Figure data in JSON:
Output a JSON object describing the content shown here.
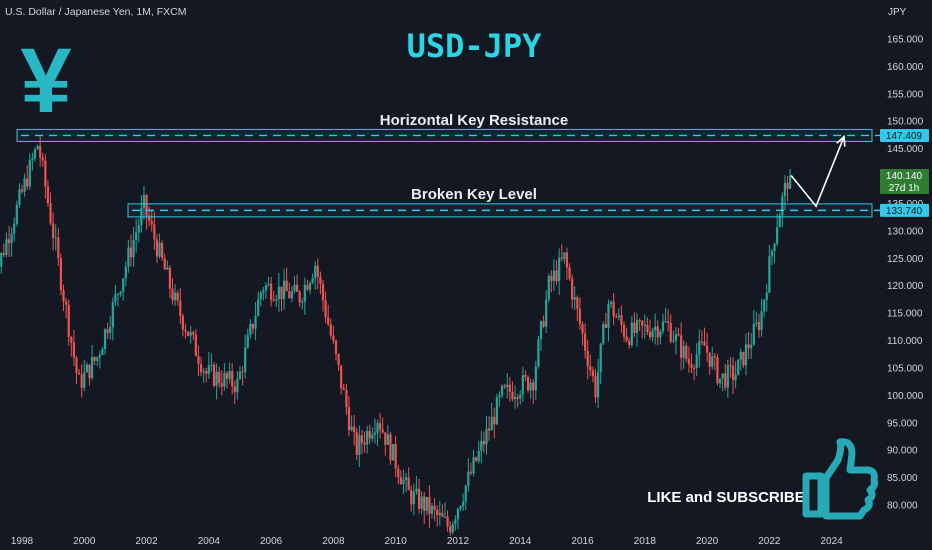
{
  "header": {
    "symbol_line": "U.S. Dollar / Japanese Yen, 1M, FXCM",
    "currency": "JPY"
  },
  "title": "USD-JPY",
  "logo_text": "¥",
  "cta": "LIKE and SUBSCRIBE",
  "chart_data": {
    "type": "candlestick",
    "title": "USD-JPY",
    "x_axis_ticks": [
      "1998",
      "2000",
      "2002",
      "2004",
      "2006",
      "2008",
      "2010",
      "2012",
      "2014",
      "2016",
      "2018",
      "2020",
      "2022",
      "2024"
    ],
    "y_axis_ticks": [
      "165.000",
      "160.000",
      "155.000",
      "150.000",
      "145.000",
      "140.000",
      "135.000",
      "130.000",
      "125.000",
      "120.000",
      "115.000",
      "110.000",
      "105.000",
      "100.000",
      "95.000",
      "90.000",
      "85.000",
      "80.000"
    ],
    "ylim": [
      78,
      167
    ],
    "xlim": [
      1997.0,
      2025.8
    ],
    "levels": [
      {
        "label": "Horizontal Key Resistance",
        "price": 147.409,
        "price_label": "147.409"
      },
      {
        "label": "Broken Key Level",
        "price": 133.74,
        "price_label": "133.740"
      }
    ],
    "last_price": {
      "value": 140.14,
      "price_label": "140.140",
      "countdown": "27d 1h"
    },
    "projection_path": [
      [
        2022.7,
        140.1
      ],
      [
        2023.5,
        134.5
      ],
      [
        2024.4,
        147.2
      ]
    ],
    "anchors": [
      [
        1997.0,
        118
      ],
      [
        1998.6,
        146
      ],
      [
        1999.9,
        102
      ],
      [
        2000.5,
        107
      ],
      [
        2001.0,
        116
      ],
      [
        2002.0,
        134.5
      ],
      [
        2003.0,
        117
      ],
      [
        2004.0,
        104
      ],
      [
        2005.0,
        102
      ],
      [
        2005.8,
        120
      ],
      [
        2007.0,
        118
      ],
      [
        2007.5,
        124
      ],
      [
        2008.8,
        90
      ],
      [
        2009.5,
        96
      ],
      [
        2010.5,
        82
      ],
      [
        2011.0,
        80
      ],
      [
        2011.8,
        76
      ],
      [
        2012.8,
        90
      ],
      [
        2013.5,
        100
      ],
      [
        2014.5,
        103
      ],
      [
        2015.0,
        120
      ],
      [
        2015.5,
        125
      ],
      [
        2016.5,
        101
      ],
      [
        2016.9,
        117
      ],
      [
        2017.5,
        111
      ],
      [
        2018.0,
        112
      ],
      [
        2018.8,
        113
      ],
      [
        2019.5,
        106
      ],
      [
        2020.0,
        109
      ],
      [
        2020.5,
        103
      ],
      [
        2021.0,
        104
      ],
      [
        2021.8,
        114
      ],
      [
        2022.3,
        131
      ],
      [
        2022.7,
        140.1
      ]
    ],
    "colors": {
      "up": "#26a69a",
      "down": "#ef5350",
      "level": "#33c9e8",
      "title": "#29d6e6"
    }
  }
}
* * *
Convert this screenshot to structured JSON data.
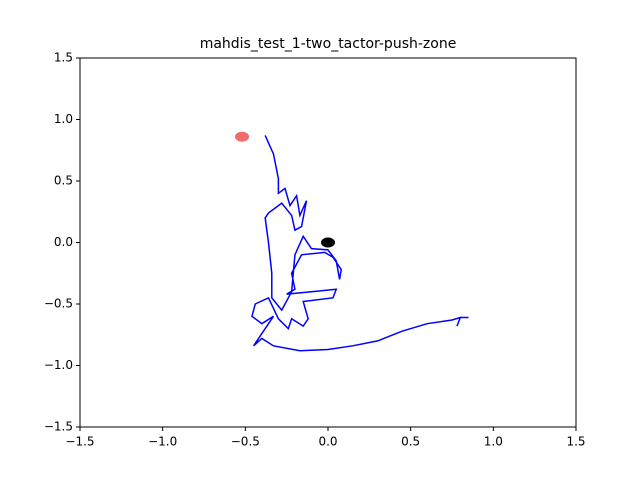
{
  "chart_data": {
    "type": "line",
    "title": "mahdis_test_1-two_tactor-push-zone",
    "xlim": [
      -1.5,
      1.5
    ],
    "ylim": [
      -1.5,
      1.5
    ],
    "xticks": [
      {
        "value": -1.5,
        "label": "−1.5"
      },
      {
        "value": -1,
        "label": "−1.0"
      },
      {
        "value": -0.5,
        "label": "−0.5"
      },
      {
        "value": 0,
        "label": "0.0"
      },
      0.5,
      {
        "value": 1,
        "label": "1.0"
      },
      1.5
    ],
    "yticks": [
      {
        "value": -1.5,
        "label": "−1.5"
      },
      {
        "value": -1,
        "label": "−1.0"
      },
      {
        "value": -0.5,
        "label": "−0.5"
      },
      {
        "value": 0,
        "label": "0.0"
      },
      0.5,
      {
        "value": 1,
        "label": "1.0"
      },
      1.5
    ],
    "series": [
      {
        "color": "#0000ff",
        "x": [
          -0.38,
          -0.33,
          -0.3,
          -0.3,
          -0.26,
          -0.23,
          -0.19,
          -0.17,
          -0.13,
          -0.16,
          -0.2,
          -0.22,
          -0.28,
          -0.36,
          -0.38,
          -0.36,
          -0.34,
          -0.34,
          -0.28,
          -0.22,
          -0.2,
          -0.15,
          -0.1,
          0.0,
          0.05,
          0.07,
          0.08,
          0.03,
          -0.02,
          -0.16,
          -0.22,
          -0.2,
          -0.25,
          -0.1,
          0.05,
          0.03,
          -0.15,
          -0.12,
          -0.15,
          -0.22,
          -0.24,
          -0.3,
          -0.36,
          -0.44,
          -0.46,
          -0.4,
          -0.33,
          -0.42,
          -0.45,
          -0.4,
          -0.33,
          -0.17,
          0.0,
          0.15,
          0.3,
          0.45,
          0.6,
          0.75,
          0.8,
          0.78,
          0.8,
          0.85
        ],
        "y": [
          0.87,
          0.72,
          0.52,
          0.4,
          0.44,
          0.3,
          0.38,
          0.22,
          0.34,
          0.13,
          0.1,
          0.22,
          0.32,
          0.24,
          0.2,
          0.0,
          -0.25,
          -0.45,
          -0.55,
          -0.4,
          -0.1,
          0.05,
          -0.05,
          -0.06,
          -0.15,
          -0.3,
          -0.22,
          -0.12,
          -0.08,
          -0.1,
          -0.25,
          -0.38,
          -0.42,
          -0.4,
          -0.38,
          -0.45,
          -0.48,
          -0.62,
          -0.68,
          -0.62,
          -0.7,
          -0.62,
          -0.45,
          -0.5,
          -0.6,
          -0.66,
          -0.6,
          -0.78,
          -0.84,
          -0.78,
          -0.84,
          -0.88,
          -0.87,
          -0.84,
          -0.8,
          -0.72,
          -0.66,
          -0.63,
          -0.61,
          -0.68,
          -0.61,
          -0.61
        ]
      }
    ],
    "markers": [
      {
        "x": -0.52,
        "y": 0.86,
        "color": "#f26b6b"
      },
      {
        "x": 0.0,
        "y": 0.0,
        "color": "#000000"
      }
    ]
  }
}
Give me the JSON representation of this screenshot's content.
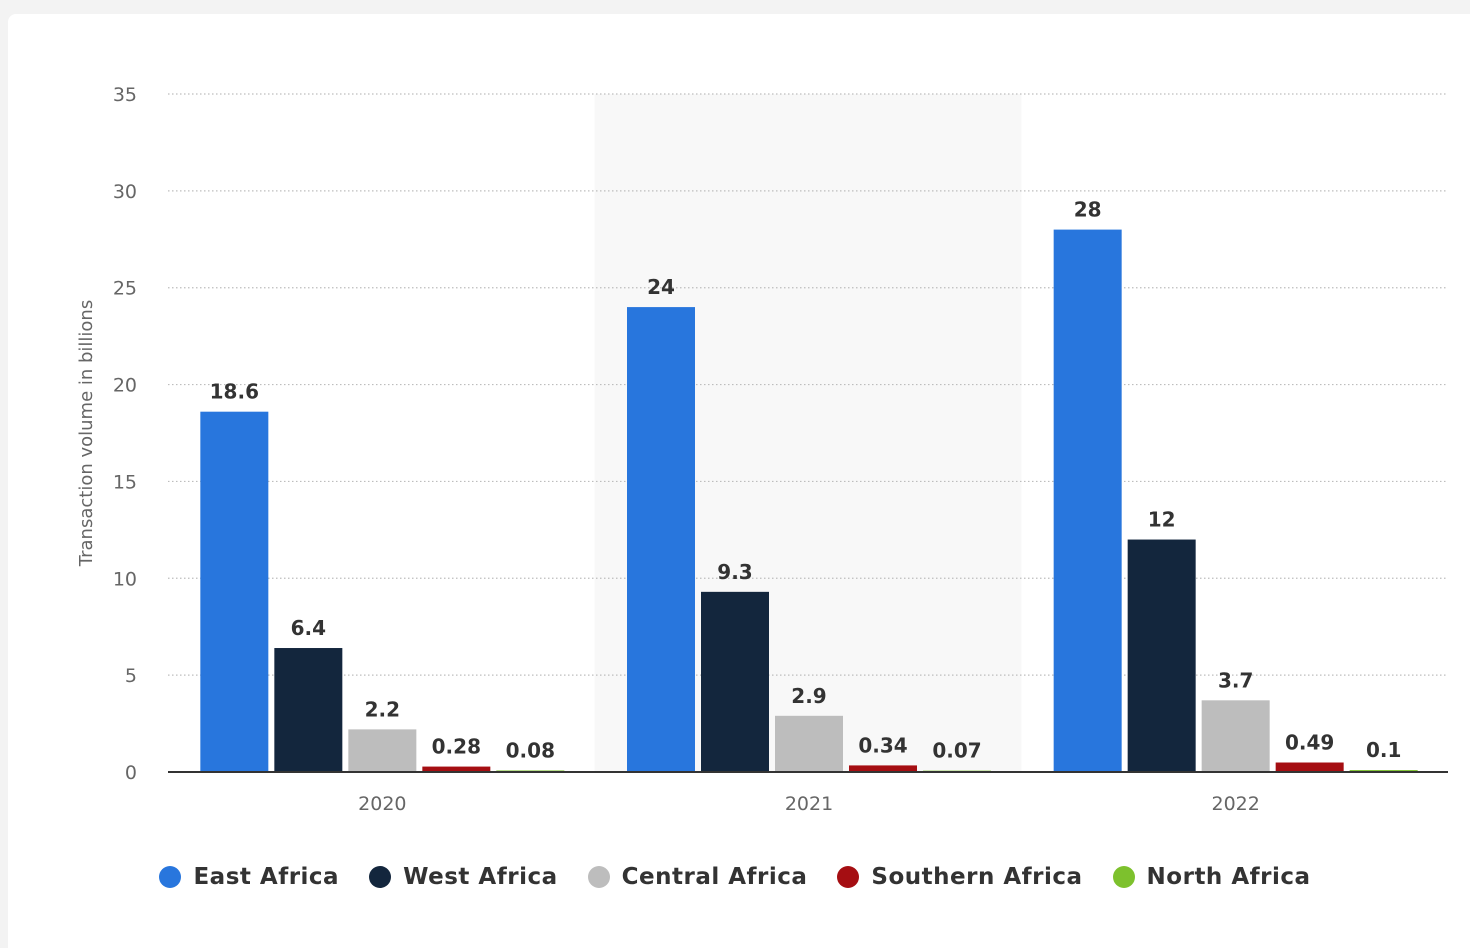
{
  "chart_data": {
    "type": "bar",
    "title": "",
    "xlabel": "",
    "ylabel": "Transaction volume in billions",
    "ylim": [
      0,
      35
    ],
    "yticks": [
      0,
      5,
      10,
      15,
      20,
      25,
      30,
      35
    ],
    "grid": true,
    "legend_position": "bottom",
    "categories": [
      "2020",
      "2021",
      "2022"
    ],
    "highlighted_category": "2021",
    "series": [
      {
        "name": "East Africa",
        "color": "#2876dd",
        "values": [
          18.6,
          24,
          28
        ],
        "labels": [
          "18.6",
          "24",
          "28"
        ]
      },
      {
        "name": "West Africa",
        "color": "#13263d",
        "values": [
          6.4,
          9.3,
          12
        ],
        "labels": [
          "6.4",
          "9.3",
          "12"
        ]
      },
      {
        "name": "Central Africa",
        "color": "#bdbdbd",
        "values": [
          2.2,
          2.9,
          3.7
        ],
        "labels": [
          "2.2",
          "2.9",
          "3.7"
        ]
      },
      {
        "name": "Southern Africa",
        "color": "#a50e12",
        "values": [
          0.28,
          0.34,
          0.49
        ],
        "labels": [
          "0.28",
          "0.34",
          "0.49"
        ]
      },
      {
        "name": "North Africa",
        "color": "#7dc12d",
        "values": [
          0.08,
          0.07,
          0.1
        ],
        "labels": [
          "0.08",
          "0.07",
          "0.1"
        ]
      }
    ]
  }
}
==
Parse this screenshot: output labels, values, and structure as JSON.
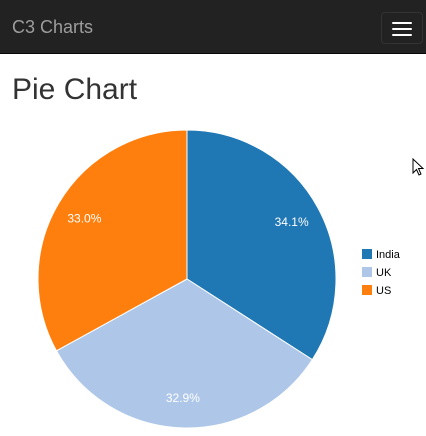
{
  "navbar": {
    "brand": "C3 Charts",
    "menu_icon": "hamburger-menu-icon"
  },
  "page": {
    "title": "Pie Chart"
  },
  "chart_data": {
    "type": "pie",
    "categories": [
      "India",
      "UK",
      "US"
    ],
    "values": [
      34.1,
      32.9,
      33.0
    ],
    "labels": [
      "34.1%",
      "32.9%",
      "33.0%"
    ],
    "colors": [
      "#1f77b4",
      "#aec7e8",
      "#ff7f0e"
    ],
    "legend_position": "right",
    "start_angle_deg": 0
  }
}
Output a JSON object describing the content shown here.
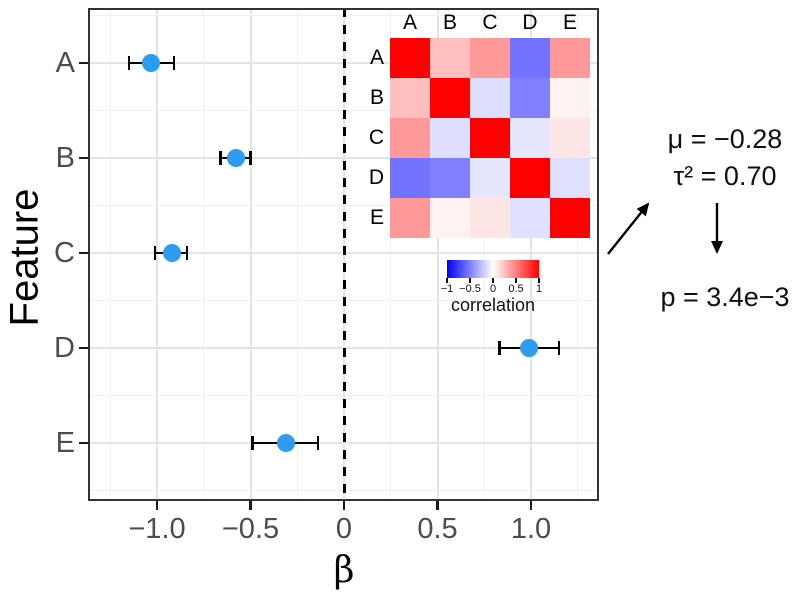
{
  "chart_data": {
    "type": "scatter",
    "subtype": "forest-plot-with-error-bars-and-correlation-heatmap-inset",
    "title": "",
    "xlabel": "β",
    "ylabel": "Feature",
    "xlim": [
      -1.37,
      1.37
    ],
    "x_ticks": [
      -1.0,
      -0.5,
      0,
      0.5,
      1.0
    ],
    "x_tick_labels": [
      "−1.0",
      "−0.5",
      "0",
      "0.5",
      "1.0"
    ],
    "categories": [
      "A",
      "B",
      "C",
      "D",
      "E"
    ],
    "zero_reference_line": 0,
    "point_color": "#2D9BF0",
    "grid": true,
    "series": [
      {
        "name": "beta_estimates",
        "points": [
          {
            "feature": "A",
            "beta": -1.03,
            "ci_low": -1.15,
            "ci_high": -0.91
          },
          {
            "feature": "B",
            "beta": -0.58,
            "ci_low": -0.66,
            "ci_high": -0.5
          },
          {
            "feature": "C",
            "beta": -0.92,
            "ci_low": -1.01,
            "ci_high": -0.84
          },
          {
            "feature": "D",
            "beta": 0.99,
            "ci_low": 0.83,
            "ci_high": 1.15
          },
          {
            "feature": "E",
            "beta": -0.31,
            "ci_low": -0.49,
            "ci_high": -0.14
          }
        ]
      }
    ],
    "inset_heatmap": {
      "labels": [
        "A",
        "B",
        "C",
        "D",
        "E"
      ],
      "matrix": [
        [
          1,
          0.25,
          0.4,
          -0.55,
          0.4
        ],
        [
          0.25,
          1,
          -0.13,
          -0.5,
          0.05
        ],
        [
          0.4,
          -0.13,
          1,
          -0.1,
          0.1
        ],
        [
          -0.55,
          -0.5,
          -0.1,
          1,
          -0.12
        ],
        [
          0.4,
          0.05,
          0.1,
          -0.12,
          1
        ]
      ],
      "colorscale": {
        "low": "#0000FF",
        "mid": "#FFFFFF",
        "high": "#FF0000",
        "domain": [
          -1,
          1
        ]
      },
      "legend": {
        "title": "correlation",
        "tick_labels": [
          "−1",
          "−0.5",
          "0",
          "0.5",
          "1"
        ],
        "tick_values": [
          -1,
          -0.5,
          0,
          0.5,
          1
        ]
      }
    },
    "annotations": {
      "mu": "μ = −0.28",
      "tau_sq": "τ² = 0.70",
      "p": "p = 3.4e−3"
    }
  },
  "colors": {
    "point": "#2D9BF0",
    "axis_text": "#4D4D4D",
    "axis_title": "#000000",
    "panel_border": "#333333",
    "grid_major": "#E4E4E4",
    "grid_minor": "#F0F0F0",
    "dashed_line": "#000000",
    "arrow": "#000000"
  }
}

### Your task
Pull out each line containing the word "name" and copy it.

### Finished answer
        "name": "East Africa",
        "name": "West Africa",
        "name": "Central Africa",
        "name": "Southern Africa",
        "name": "North Africa",
        "name": "beta_estimates",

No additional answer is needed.